■ STATED PROBLEM: Copy the data that follows, character for character, minus the pictures.

■ MATERIAL:

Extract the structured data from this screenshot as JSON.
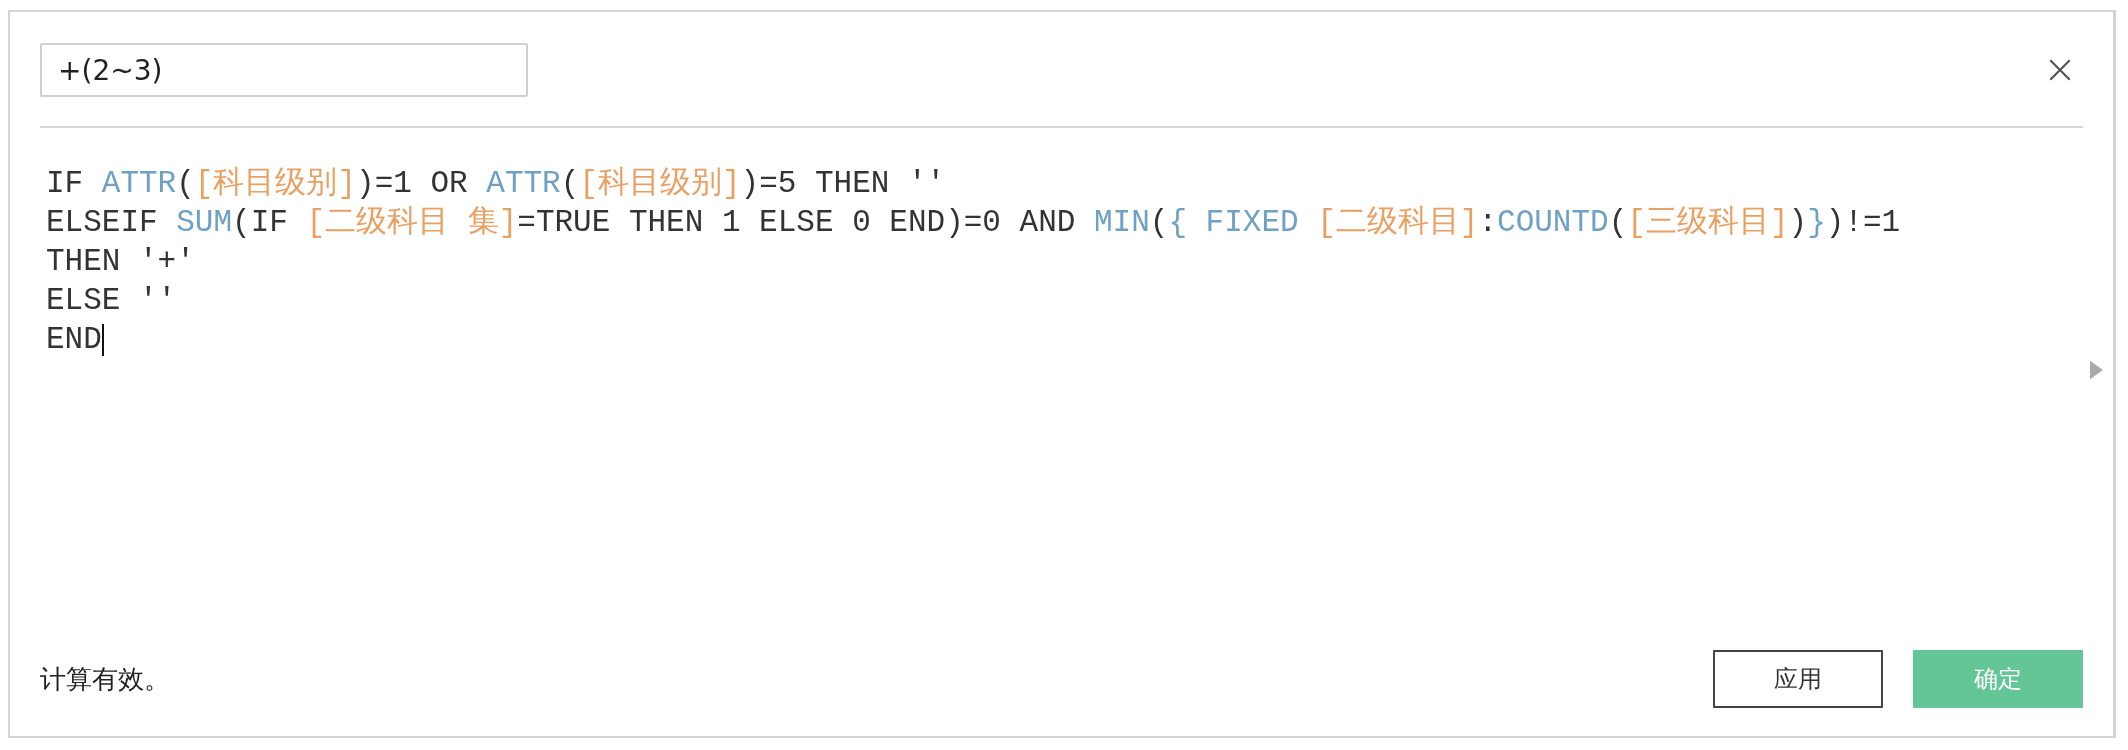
{
  "name_field": {
    "value": "+(2~3)"
  },
  "formula": {
    "cursor": true,
    "lines": [
      [
        {
          "kind": "plain",
          "text": "IF "
        },
        {
          "kind": "func",
          "text": "ATTR"
        },
        {
          "kind": "plain",
          "text": "("
        },
        {
          "kind": "field",
          "text": "[科目级别]"
        },
        {
          "kind": "plain",
          "text": ")=1 OR "
        },
        {
          "kind": "func",
          "text": "ATTR"
        },
        {
          "kind": "plain",
          "text": "("
        },
        {
          "kind": "field",
          "text": "[科目级别]"
        },
        {
          "kind": "plain",
          "text": ")=5 THEN ''"
        }
      ],
      [
        {
          "kind": "plain",
          "text": "ELSEIF "
        },
        {
          "kind": "func",
          "text": "SUM"
        },
        {
          "kind": "plain",
          "text": "(IF "
        },
        {
          "kind": "field",
          "text": "[二级科目 集]"
        },
        {
          "kind": "plain",
          "text": "=TRUE THEN 1 ELSE 0 END)=0 AND "
        },
        {
          "kind": "func",
          "text": "MIN"
        },
        {
          "kind": "plain",
          "text": "("
        },
        {
          "kind": "func",
          "text": "{ FIXED "
        },
        {
          "kind": "field",
          "text": "[二级科目]"
        },
        {
          "kind": "plain",
          "text": ":"
        },
        {
          "kind": "func",
          "text": "COUNTD"
        },
        {
          "kind": "plain",
          "text": "("
        },
        {
          "kind": "field",
          "text": "[三级科目]"
        },
        {
          "kind": "plain",
          "text": ")"
        },
        {
          "kind": "func",
          "text": "}"
        },
        {
          "kind": "plain",
          "text": ")!=1"
        }
      ],
      [
        {
          "kind": "plain",
          "text": "THEN '+'"
        }
      ],
      [
        {
          "kind": "plain",
          "text": "ELSE ''"
        }
      ],
      [
        {
          "kind": "plain",
          "text": "END"
        }
      ]
    ]
  },
  "status": "计算有效。",
  "buttons": [
    {
      "label": "应用",
      "kind": "secondary"
    },
    {
      "label": "确定",
      "kind": "primary"
    }
  ]
}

■ REPLY:
Extract the structured data from this screenshot as JSON.
{
  "name_field": {
    "value": "+(2~3)"
  },
  "formula": {
    "cursor": true,
    "lines": [
      [
        {
          "kind": "plain",
          "text": "IF "
        },
        {
          "kind": "func",
          "text": "ATTR"
        },
        {
          "kind": "plain",
          "text": "("
        },
        {
          "kind": "field",
          "text": "[科目级别]"
        },
        {
          "kind": "plain",
          "text": ")=1 OR "
        },
        {
          "kind": "func",
          "text": "ATTR"
        },
        {
          "kind": "plain",
          "text": "("
        },
        {
          "kind": "field",
          "text": "[科目级别]"
        },
        {
          "kind": "plain",
          "text": ")=5 THEN ''"
        }
      ],
      [
        {
          "kind": "plain",
          "text": "ELSEIF "
        },
        {
          "kind": "func",
          "text": "SUM"
        },
        {
          "kind": "plain",
          "text": "(IF "
        },
        {
          "kind": "field",
          "text": "[二级科目 集]"
        },
        {
          "kind": "plain",
          "text": "=TRUE THEN 1 ELSE 0 END)=0 AND "
        },
        {
          "kind": "func",
          "text": "MIN"
        },
        {
          "kind": "plain",
          "text": "("
        },
        {
          "kind": "func",
          "text": "{ FIXED "
        },
        {
          "kind": "field",
          "text": "[二级科目]"
        },
        {
          "kind": "plain",
          "text": ":"
        },
        {
          "kind": "func",
          "text": "COUNTD"
        },
        {
          "kind": "plain",
          "text": "("
        },
        {
          "kind": "field",
          "text": "[三级科目]"
        },
        {
          "kind": "plain",
          "text": ")"
        },
        {
          "kind": "func",
          "text": "}"
        },
        {
          "kind": "plain",
          "text": ")!=1"
        }
      ],
      [
        {
          "kind": "plain",
          "text": "THEN '+'"
        }
      ],
      [
        {
          "kind": "plain",
          "text": "ELSE ''"
        }
      ],
      [
        {
          "kind": "plain",
          "text": "END"
        }
      ]
    ]
  },
  "status": "计算有效。",
  "buttons": [
    {
      "label": "应用",
      "kind": "secondary"
    },
    {
      "label": "确定",
      "kind": "primary"
    }
  ]
}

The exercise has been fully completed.